Extract and list every line that contains the word "JSON".

>> Begin Exercise input

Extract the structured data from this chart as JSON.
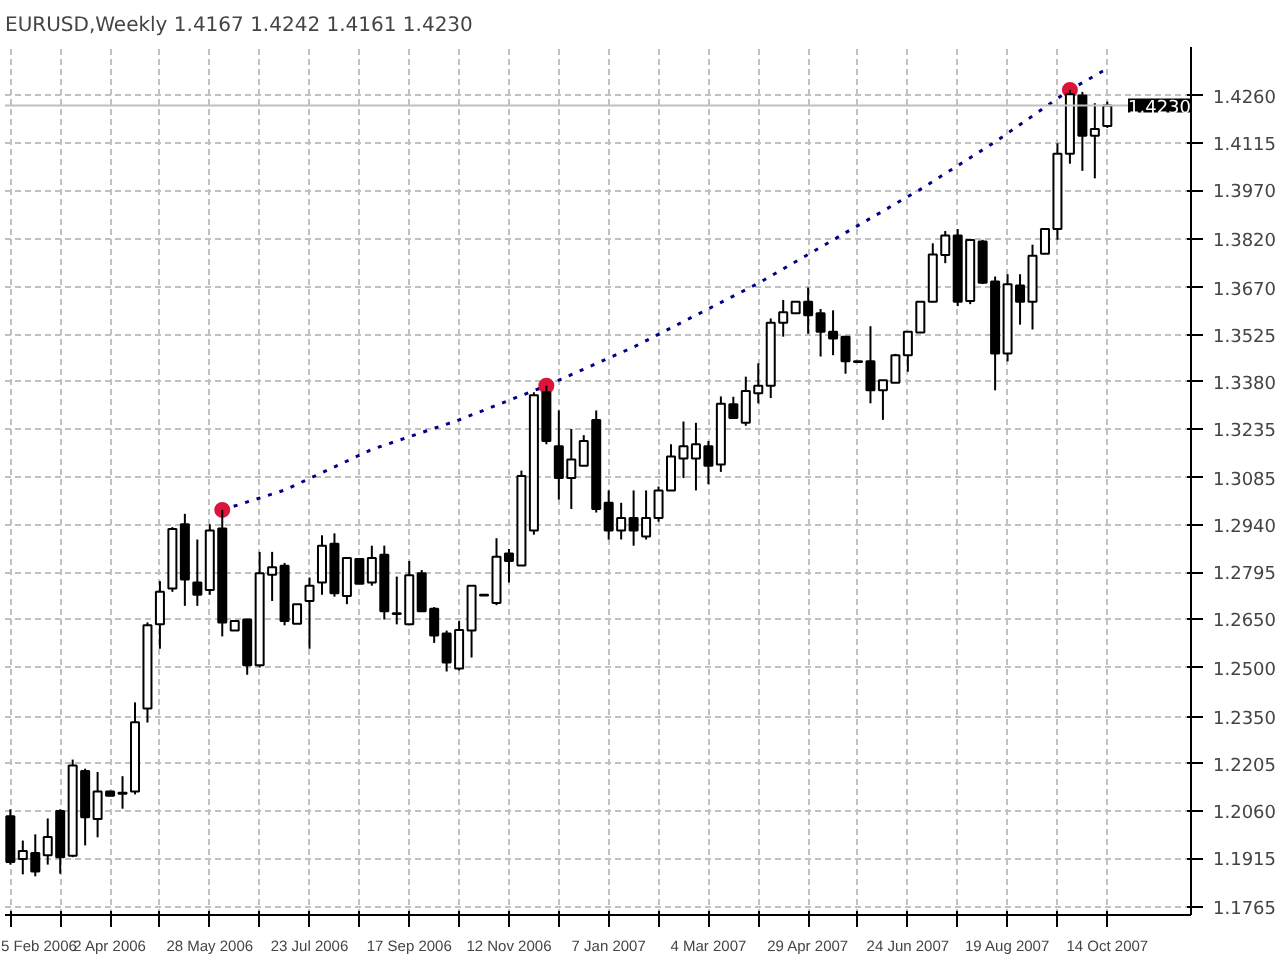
{
  "chart_data": {
    "type": "candlestick",
    "title": "EURUSD,Weekly  1.4167 1.4242 1.4161 1.4230",
    "xlim": [
      "2006-02-02",
      "2007-11-30"
    ],
    "xticks": [
      {
        "value": "2006-02-05",
        "label": "5 Feb 2006"
      },
      {
        "value": "2006-03-05",
        "label": null
      },
      {
        "value": "2006-04-02",
        "label": "2 Apr 2006"
      },
      {
        "value": "2006-04-30",
        "label": null
      },
      {
        "value": "2006-05-28",
        "label": "28 May 2006"
      },
      {
        "value": "2006-06-25",
        "label": null
      },
      {
        "value": "2006-07-23",
        "label": "23 Jul 2006"
      },
      {
        "value": "2006-08-20",
        "label": null
      },
      {
        "value": "2006-09-17",
        "label": "17 Sep 2006"
      },
      {
        "value": "2006-10-15",
        "label": null
      },
      {
        "value": "2006-11-12",
        "label": "12 Nov 2006"
      },
      {
        "value": "2006-12-10",
        "label": null
      },
      {
        "value": "2007-01-07",
        "label": "7 Jan 2007"
      },
      {
        "value": "2007-02-04",
        "label": null
      },
      {
        "value": "2007-03-04",
        "label": "4 Mar 2007"
      },
      {
        "value": "2007-04-01",
        "label": null
      },
      {
        "value": "2007-04-29",
        "label": "29 Apr 2007"
      },
      {
        "value": "2007-05-27",
        "label": null
      },
      {
        "value": "2007-06-24",
        "label": "24 Jun 2007"
      },
      {
        "value": "2007-07-22",
        "label": null
      },
      {
        "value": "2007-08-19",
        "label": "19 Aug 2007"
      },
      {
        "value": "2007-09-16",
        "label": null
      },
      {
        "value": "2007-10-14",
        "label": "14 Oct 2007"
      }
    ],
    "ylim": [
      1.174,
      1.441
    ],
    "yticks": [
      1.1765,
      1.1915,
      {
        "value": 1.206,
        "label": "1.2060"
      },
      1.2205,
      {
        "value": 1.235,
        "label": "1.2350"
      },
      {
        "value": 1.25,
        "label": "1.2500"
      },
      {
        "value": 1.265,
        "label": "1.2650"
      },
      1.2795,
      {
        "value": 1.294,
        "label": "1.2940"
      },
      1.3085,
      1.3235,
      {
        "value": 1.338,
        "label": "1.3380"
      },
      1.3525,
      {
        "value": 1.367,
        "label": "1.3670"
      },
      {
        "value": 1.382,
        "label": "1.3820"
      },
      {
        "value": 1.397,
        "label": "1.3970"
      },
      1.4115,
      {
        "value": 1.426,
        "label": "1.4260"
      }
    ],
    "grid": true,
    "ref_lines": [
      {
        "axis": "y",
        "value": 1.423,
        "label": "1.4230",
        "color": "#c0c0c0"
      }
    ],
    "series": [
      {
        "type": "candlestick",
        "color": "#000000",
        "x": [
          "2006-02-05",
          "2006-02-12",
          "2006-02-19",
          "2006-02-26",
          "2006-03-05",
          "2006-03-12",
          "2006-03-19",
          "2006-03-26",
          "2006-04-02",
          "2006-04-09",
          "2006-04-16",
          "2006-04-23",
          "2006-04-30",
          "2006-05-07",
          "2006-05-14",
          "2006-05-21",
          "2006-05-28",
          "2006-06-04",
          "2006-06-11",
          "2006-06-18",
          "2006-06-25",
          "2006-07-02",
          "2006-07-09",
          "2006-07-16",
          "2006-07-23",
          "2006-07-30",
          "2006-08-06",
          "2006-08-13",
          "2006-08-20",
          "2006-08-27",
          "2006-09-03",
          "2006-09-10",
          "2006-09-17",
          "2006-09-24",
          "2006-10-01",
          "2006-10-08",
          "2006-10-15",
          "2006-10-22",
          "2006-10-29",
          "2006-11-05",
          "2006-11-12",
          "2006-11-19",
          "2006-11-26",
          "2006-12-03",
          "2006-12-10",
          "2006-12-17",
          "2006-12-24",
          "2006-12-31",
          "2007-01-07",
          "2007-01-14",
          "2007-01-21",
          "2007-01-28",
          "2007-02-04",
          "2007-02-11",
          "2007-02-18",
          "2007-02-25",
          "2007-03-04",
          "2007-03-11",
          "2007-03-18",
          "2007-03-25",
          "2007-04-01",
          "2007-04-08",
          "2007-04-15",
          "2007-04-22",
          "2007-04-29",
          "2007-05-06",
          "2007-05-13",
          "2007-05-20",
          "2007-05-27",
          "2007-06-03",
          "2007-06-10",
          "2007-06-17",
          "2007-06-24",
          "2007-07-01",
          "2007-07-08",
          "2007-07-15",
          "2007-07-22",
          "2007-07-29",
          "2007-08-05",
          "2007-08-12",
          "2007-08-19",
          "2007-08-26",
          "2007-09-02",
          "2007-09-09",
          "2007-09-16",
          "2007-09-23",
          "2007-09-30",
          "2007-10-07",
          "2007-10-14"
        ],
        "ohlc": [
          [
            1.2044,
            1.2065,
            1.1895,
            1.1903
          ],
          [
            1.1912,
            1.1969,
            1.1865,
            1.1937
          ],
          [
            1.1931,
            1.1988,
            1.1859,
            1.1874
          ],
          [
            1.1924,
            1.2037,
            1.1895,
            1.198
          ],
          [
            1.206,
            1.2065,
            1.1867,
            1.1918
          ],
          [
            1.1922,
            1.2218,
            1.1918,
            1.22
          ],
          [
            1.2183,
            1.219,
            1.1954,
            1.2041
          ],
          [
            1.2035,
            1.218,
            1.1979,
            1.212
          ],
          [
            1.212,
            1.2122,
            1.2105,
            1.2107
          ],
          [
            1.2116,
            1.2167,
            1.2067,
            1.2113
          ],
          [
            1.212,
            1.2394,
            1.2111,
            1.2333
          ],
          [
            1.2375,
            1.264,
            1.2332,
            1.2631
          ],
          [
            1.2634,
            1.2767,
            1.2559,
            1.2734
          ],
          [
            1.2744,
            1.2933,
            1.2734,
            1.2927
          ],
          [
            1.2942,
            1.2974,
            1.2691,
            1.2772
          ],
          [
            1.2763,
            1.2895,
            1.2691,
            1.2725
          ],
          [
            1.274,
            1.2942,
            1.2725,
            1.2923
          ],
          [
            1.2929,
            1.2986,
            1.2597,
            1.264
          ],
          [
            1.2615,
            1.2644,
            1.2615,
            1.2644
          ],
          [
            1.2649,
            1.2649,
            1.2479,
            1.2508
          ],
          [
            1.2508,
            1.2857,
            1.2502,
            1.2791
          ],
          [
            1.2787,
            1.2857,
            1.2706,
            1.281
          ],
          [
            1.2814,
            1.2823,
            1.2631,
            1.2644
          ],
          [
            1.2636,
            1.2696,
            1.2636,
            1.2696
          ],
          [
            1.2706,
            1.2778,
            1.2559,
            1.2753
          ],
          [
            1.2763,
            1.2908,
            1.2725,
            1.2876
          ],
          [
            1.2882,
            1.2914,
            1.2719,
            1.273
          ],
          [
            1.2721,
            1.2838,
            1.2696,
            1.2838
          ],
          [
            1.2835,
            1.2835,
            1.2759,
            1.2759
          ],
          [
            1.2763,
            1.2876,
            1.2753,
            1.2838
          ],
          [
            1.2848,
            1.2876,
            1.2649,
            1.2674
          ],
          [
            1.2668,
            1.2781,
            1.2634,
            1.2666
          ],
          [
            1.2634,
            1.2829,
            1.2631,
            1.2785
          ],
          [
            1.2791,
            1.2801,
            1.2674,
            1.2674
          ],
          [
            1.2682,
            1.2687,
            1.2577,
            1.26
          ],
          [
            1.2606,
            1.2615,
            1.2489,
            1.2517
          ],
          [
            1.2498,
            1.2644,
            1.2492,
            1.2617
          ],
          [
            1.2615,
            1.2753,
            1.2532,
            1.2753
          ],
          [
            1.2725,
            1.2725,
            1.2723,
            1.2723
          ],
          [
            1.27,
            1.2899,
            1.2693,
            1.2842
          ],
          [
            1.2852,
            1.2866,
            1.2763,
            1.2829
          ],
          [
            1.2815,
            1.3107,
            1.2814,
            1.309
          ],
          [
            1.2923,
            1.3348,
            1.291,
            1.3339
          ],
          [
            1.3348,
            1.3368,
            1.3188,
            1.3198
          ],
          [
            1.3182,
            1.3292,
            1.3018,
            1.3084
          ],
          [
            1.3084,
            1.3235,
            1.2989,
            1.3141
          ],
          [
            1.3122,
            1.3216,
            1.3122,
            1.3198
          ],
          [
            1.3263,
            1.3292,
            1.2978,
            1.2989
          ],
          [
            1.3008,
            1.3046,
            1.2895,
            1.2923
          ],
          [
            1.2923,
            1.3008,
            1.2895,
            1.2961
          ],
          [
            1.2961,
            1.3046,
            1.2876,
            1.2923
          ],
          [
            1.2904,
            1.3046,
            1.2895,
            1.2961
          ],
          [
            1.2961,
            1.3058,
            1.295,
            1.3046
          ],
          [
            1.3046,
            1.3188,
            1.3046,
            1.315
          ],
          [
            1.3144,
            1.3258,
            1.3084,
            1.3182
          ],
          [
            1.3144,
            1.3254,
            1.3046,
            1.3188
          ],
          [
            1.3182,
            1.3198,
            1.3065,
            1.3122
          ],
          [
            1.3126,
            1.3335,
            1.3103,
            1.3313
          ],
          [
            1.3311,
            1.3334,
            1.3267,
            1.3269
          ],
          [
            1.3254,
            1.3396,
            1.3245,
            1.3352
          ],
          [
            1.3345,
            1.3437,
            1.3314,
            1.3368
          ],
          [
            1.3368,
            1.3575,
            1.333,
            1.3562
          ],
          [
            1.3562,
            1.3632,
            1.3519,
            1.3594
          ],
          [
            1.3591,
            1.3626,
            1.3591,
            1.3626
          ],
          [
            1.3626,
            1.367,
            1.3528,
            1.3585
          ],
          [
            1.3591,
            1.3604,
            1.3458,
            1.3534
          ],
          [
            1.3534,
            1.36,
            1.3462,
            1.3513
          ],
          [
            1.3519,
            1.3519,
            1.3405,
            1.3443
          ],
          [
            1.3443,
            1.3443,
            1.3441,
            1.3441
          ],
          [
            1.3443,
            1.3551,
            1.3314,
            1.3354
          ],
          [
            1.3354,
            1.3385,
            1.3263,
            1.3385
          ],
          [
            1.3377,
            1.3466,
            1.3377,
            1.3462
          ],
          [
            1.3462,
            1.3534,
            1.3411,
            1.3534
          ],
          [
            1.3532,
            1.3626,
            1.3532,
            1.3626
          ],
          [
            1.3626,
            1.3806,
            1.3625,
            1.3772
          ],
          [
            1.377,
            1.3844,
            1.3745,
            1.383
          ],
          [
            1.383,
            1.385,
            1.3613,
            1.3626
          ],
          [
            1.3629,
            1.3816,
            1.3619,
            1.3816
          ],
          [
            1.3812,
            1.3817,
            1.3681,
            1.3685
          ],
          [
            1.3689,
            1.3704,
            1.3354,
            1.3467
          ],
          [
            1.3467,
            1.3711,
            1.3443,
            1.368
          ],
          [
            1.3676,
            1.3711,
            1.3556,
            1.3626
          ],
          [
            1.3626,
            1.3802,
            1.3541,
            1.3768
          ],
          [
            1.3774,
            1.385,
            1.3774,
            1.385
          ],
          [
            1.385,
            1.4114,
            1.3817,
            1.4082
          ],
          [
            1.4082,
            1.4278,
            1.4051,
            1.4265
          ],
          [
            1.4261,
            1.4272,
            1.4029,
            1.4137
          ],
          [
            1.4137,
            1.4237,
            1.4006,
            1.4158
          ],
          [
            1.4167,
            1.4242,
            1.4161,
            1.423
          ]
        ]
      },
      {
        "type": "line",
        "color": "#00008b",
        "line_style": "dotted",
        "x": [
          "2006-06-04",
          "2006-07-09",
          "2006-08-27",
          "2006-10-15",
          "2006-12-03",
          "2007-01-21",
          "2007-04-01",
          "2007-07-01",
          "2007-08-12",
          "2007-09-23",
          "2007-10-14"
        ],
        "values": [
          1.2986,
          1.3047,
          1.3172,
          1.3263,
          1.3368,
          1.3487,
          1.3683,
          1.3972,
          1.4118,
          1.4278,
          1.4344
        ]
      },
      {
        "type": "scatter",
        "color": "#dc143c",
        "marker": "circle",
        "x": [
          "2006-06-04",
          "2006-12-03",
          "2007-09-23"
        ],
        "values": [
          1.2986,
          1.3368,
          1.4278
        ]
      }
    ]
  }
}
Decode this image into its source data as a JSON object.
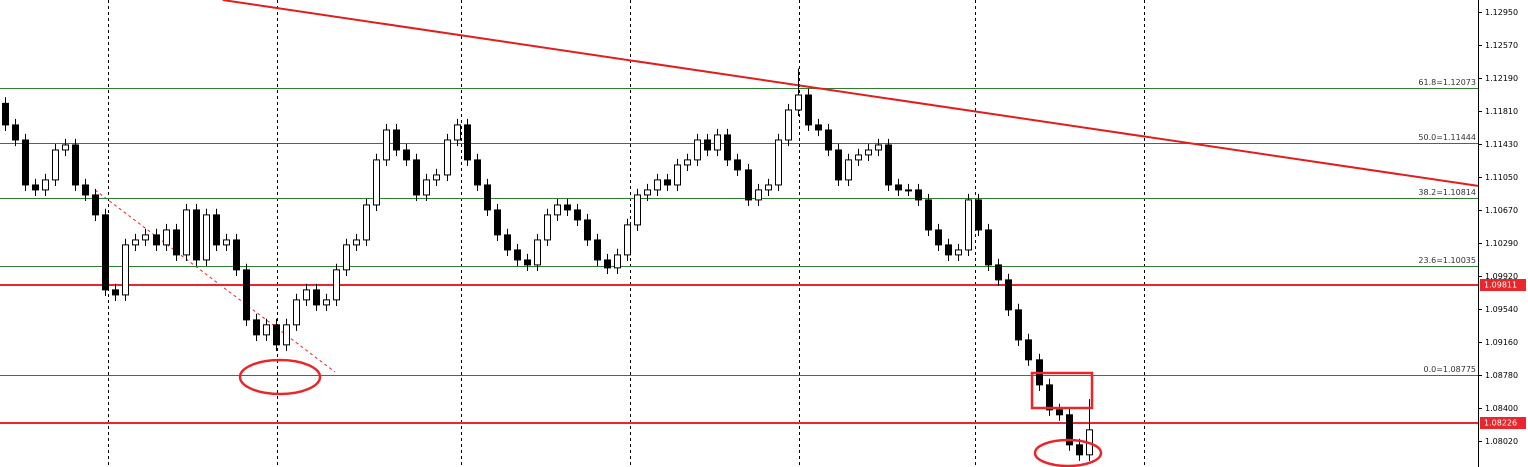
{
  "chart_data": {
    "type": "candlestick",
    "categories": [
      null,
      null,
      null,
      null,
      null,
      null,
      null,
      null,
      null,
      null,
      null,
      null,
      null,
      null,
      null,
      null,
      null,
      null,
      null,
      null,
      null,
      null,
      null,
      null,
      null,
      null,
      null,
      null,
      null,
      null,
      null,
      null,
      null,
      null,
      null,
      null,
      null,
      null,
      null,
      null,
      null,
      null,
      null,
      null,
      null,
      null,
      null,
      null,
      null,
      null,
      null,
      null,
      null,
      null,
      null,
      null,
      null,
      null,
      null,
      null,
      null,
      null,
      null,
      null,
      null,
      null,
      null,
      null,
      null,
      null,
      null,
      null,
      null,
      null,
      null,
      null,
      null,
      null,
      null,
      null,
      null,
      null,
      null,
      null,
      null,
      null,
      null,
      null,
      null,
      null,
      null,
      null,
      null,
      null,
      null,
      null,
      null,
      null,
      null,
      null,
      null,
      null,
      null,
      null,
      null,
      null,
      null,
      null,
      null
    ],
    "open": [
      1.119,
      1.11652,
      1.11479,
      1.10962,
      1.10905,
      1.1102,
      1.11364,
      1.11422,
      1.10962,
      1.10847,
      1.10618,
      1.09756,
      1.09698,
      1.10273,
      1.1033,
      1.10388,
      1.10273,
      1.10445,
      1.10158,
      1.10675,
      1.101,
      1.10618,
      1.10273,
      1.1033,
      1.09986,
      1.09411,
      1.09239,
      1.09354,
      1.09124,
      1.09354,
      1.09641,
      1.09756,
      1.09583,
      1.09641,
      1.09986,
      1.10273,
      1.1033,
      1.10732,
      1.1125,
      1.11594,
      1.11364,
      1.1125,
      1.10847,
      1.1102,
      1.11077,
      1.11479,
      1.11652,
      1.1125,
      1.10962,
      1.10675,
      1.10388,
      1.10215,
      1.101,
      1.10043,
      1.1033,
      1.10618,
      1.10732,
      1.10675,
      1.1056,
      1.1033,
      1.101,
      1.10009,
      1.10158,
      1.10503,
      1.10847,
      1.10905,
      1.1102,
      1.10962,
      1.11192,
      1.1125,
      1.11479,
      1.11364,
      1.11537,
      1.1125,
      1.11135,
      1.1079,
      1.10905,
      1.10962,
      1.11479,
      1.11824,
      1.11996,
      1.11652,
      1.11594,
      1.11364,
      1.1102,
      1.1125,
      1.11307,
      1.11364,
      1.11422,
      1.10962,
      1.10905,
      1.10905,
      1.1079,
      1.10445,
      1.10273,
      1.10158,
      1.10215,
      1.1079,
      1.10445,
      1.10043,
      1.09871,
      1.09526,
      1.09181,
      1.08952,
      1.08664,
      1.08377,
      1.0832,
      1.07975,
      1.0786
    ],
    "high": [
      1.1197,
      1.11722,
      1.11549,
      1.11032,
      1.1109,
      1.11434,
      1.11492,
      1.11492,
      1.11032,
      1.10917,
      1.10688,
      1.09826,
      1.10343,
      1.104,
      1.10458,
      1.10458,
      1.10515,
      1.10515,
      1.10745,
      1.10745,
      1.10688,
      1.10688,
      1.104,
      1.104,
      1.10056,
      1.09481,
      1.09424,
      1.09424,
      1.09424,
      1.09711,
      1.09826,
      1.09826,
      1.09711,
      1.10056,
      1.10343,
      1.104,
      1.10802,
      1.1132,
      1.11664,
      1.11664,
      1.11434,
      1.1132,
      1.1109,
      1.11147,
      1.11549,
      1.11722,
      1.11722,
      1.1132,
      1.11032,
      1.10745,
      1.10458,
      1.10285,
      1.1017,
      1.104,
      1.10688,
      1.10802,
      1.10802,
      1.10745,
      1.1063,
      1.104,
      1.1017,
      1.10228,
      1.10573,
      1.10917,
      1.10975,
      1.1109,
      1.1109,
      1.11262,
      1.1132,
      1.11549,
      1.11549,
      1.11607,
      1.11607,
      1.1132,
      1.11205,
      1.10975,
      1.11032,
      1.11549,
      1.11894,
      1.123,
      1.12066,
      1.11722,
      1.11664,
      1.11434,
      1.1132,
      1.11377,
      1.11434,
      1.11492,
      1.11492,
      1.11032,
      1.10975,
      1.10975,
      1.1086,
      1.10515,
      1.10343,
      1.10285,
      1.1086,
      1.1086,
      1.10515,
      1.10113,
      1.09941,
      1.09596,
      1.09251,
      1.09022,
      1.08734,
      1.08447,
      1.0839,
      1.08045,
      1.085
    ],
    "low": [
      1.11582,
      1.11409,
      1.10892,
      1.10835,
      1.10835,
      1.1095,
      1.11294,
      1.10892,
      1.10777,
      1.10548,
      1.09686,
      1.09628,
      1.09628,
      1.10203,
      1.1026,
      1.10203,
      1.10203,
      1.10088,
      1.10088,
      1.1003,
      1.1003,
      1.10203,
      1.10203,
      1.09916,
      1.09341,
      1.09169,
      1.09169,
      1.09054,
      1.09054,
      1.09284,
      1.09571,
      1.09513,
      1.09513,
      1.09571,
      1.09916,
      1.10203,
      1.1026,
      1.10662,
      1.1118,
      1.11294,
      1.1118,
      1.10777,
      1.10777,
      1.1095,
      1.11007,
      1.11409,
      1.1118,
      1.10892,
      1.10605,
      1.10318,
      1.10145,
      1.1003,
      1.09973,
      1.09973,
      1.1026,
      1.10548,
      1.10605,
      1.1049,
      1.1026,
      1.1003,
      1.09939,
      1.09939,
      1.10088,
      1.10433,
      1.10777,
      1.10835,
      1.10892,
      1.10892,
      1.11122,
      1.1118,
      1.11294,
      1.11294,
      1.1118,
      1.11065,
      1.1072,
      1.1072,
      1.10835,
      1.10892,
      1.11409,
      1.11754,
      1.11582,
      1.11524,
      1.11294,
      1.1095,
      1.1095,
      1.1118,
      1.11237,
      1.11294,
      1.10892,
      1.10835,
      1.10835,
      1.1072,
      1.10375,
      1.10203,
      1.10088,
      1.10088,
      1.10145,
      1.10375,
      1.09973,
      1.09801,
      1.09456,
      1.09111,
      1.08882,
      1.08594,
      1.08307,
      1.0825,
      1.07905,
      1.0779,
      1.0779
    ],
    "close": [
      1.11652,
      1.11479,
      1.10962,
      1.10905,
      1.1102,
      1.11364,
      1.11422,
      1.10962,
      1.10847,
      1.10618,
      1.09756,
      1.09698,
      1.10273,
      1.1033,
      1.10388,
      1.10273,
      1.10445,
      1.10158,
      1.10675,
      1.101,
      1.10618,
      1.10273,
      1.1033,
      1.09986,
      1.09411,
      1.09239,
      1.09354,
      1.09124,
      1.09354,
      1.09641,
      1.09756,
      1.09583,
      1.09641,
      1.09986,
      1.10273,
      1.1033,
      1.10732,
      1.1125,
      1.11594,
      1.11364,
      1.1125,
      1.10847,
      1.1102,
      1.11077,
      1.11479,
      1.11652,
      1.1125,
      1.10962,
      1.10675,
      1.10388,
      1.10215,
      1.101,
      1.10043,
      1.1033,
      1.10618,
      1.10732,
      1.10675,
      1.1056,
      1.1033,
      1.101,
      1.10009,
      1.10158,
      1.10503,
      1.10847,
      1.10905,
      1.1102,
      1.10962,
      1.11192,
      1.1125,
      1.11479,
      1.11364,
      1.11537,
      1.1125,
      1.11135,
      1.1079,
      1.10905,
      1.10962,
      1.11479,
      1.11824,
      1.11996,
      1.11652,
      1.11594,
      1.11364,
      1.1102,
      1.1125,
      1.11307,
      1.11364,
      1.11422,
      1.10962,
      1.10905,
      1.10905,
      1.1079,
      1.10445,
      1.10273,
      1.10158,
      1.10215,
      1.1079,
      1.10445,
      1.10043,
      1.09871,
      1.09526,
      1.09181,
      1.08952,
      1.08664,
      1.08377,
      1.0832,
      1.07975,
      1.0786,
      1.08147
    ],
    "up_color": "#ffffff",
    "down_color": "#000000",
    "xlim": [
      -0.5,
      146.8
    ],
    "ylim": [
      1.0772,
      1.13088
    ],
    "yticks": [
      {
        "value": 1.1295,
        "label": "1.12950"
      },
      {
        "value": 1.1257,
        "label": "1.12570"
      },
      {
        "value": 1.1219,
        "label": "1.12190"
      },
      {
        "value": 1.1181,
        "label": "1.11810"
      },
      {
        "value": 1.1143,
        "label": "1.11430"
      },
      {
        "value": 1.1105,
        "label": "1.11050"
      },
      {
        "value": 1.1067,
        "label": "1.10670"
      },
      {
        "value": 1.1029,
        "label": "1.10290"
      },
      {
        "value": 1.0992,
        "label": "1.09920"
      },
      {
        "value": 1.0954,
        "label": "1.09540"
      },
      {
        "value": 1.0916,
        "label": "1.09160"
      },
      {
        "value": 1.0878,
        "label": "1.08780"
      },
      {
        "value": 1.084,
        "label": "1.08400"
      },
      {
        "value": 1.0802,
        "label": "1.08020"
      }
    ],
    "fib_levels": [
      {
        "value": 1.12073,
        "label": "61.8=1.12073"
      },
      {
        "value": 1.11444,
        "label": "50.0=1.11444"
      },
      {
        "value": 1.10814,
        "label": "38.2=1.10814"
      },
      {
        "value": 1.10035,
        "label": "23.6=1.10035"
      },
      {
        "value": 1.08775,
        "label": "0.0=1.08775"
      }
    ],
    "fib_color": "#2e7d32",
    "price_lines": [
      1.09811,
      1.08226
    ],
    "price_line_color": "#e8262b",
    "trendline": {
      "x": [
        21.7,
        146.8
      ],
      "y": [
        1.13088,
        1.10951
      ]
    },
    "separators": [
      10.3,
      27.1,
      45.4,
      62.3,
      79.1,
      96.7,
      113.5
    ]
  }
}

>> End Exercise input

» **Response to the task**
Extract the structured data from this chart as JSON.
Decode this image into its source data as a JSON object.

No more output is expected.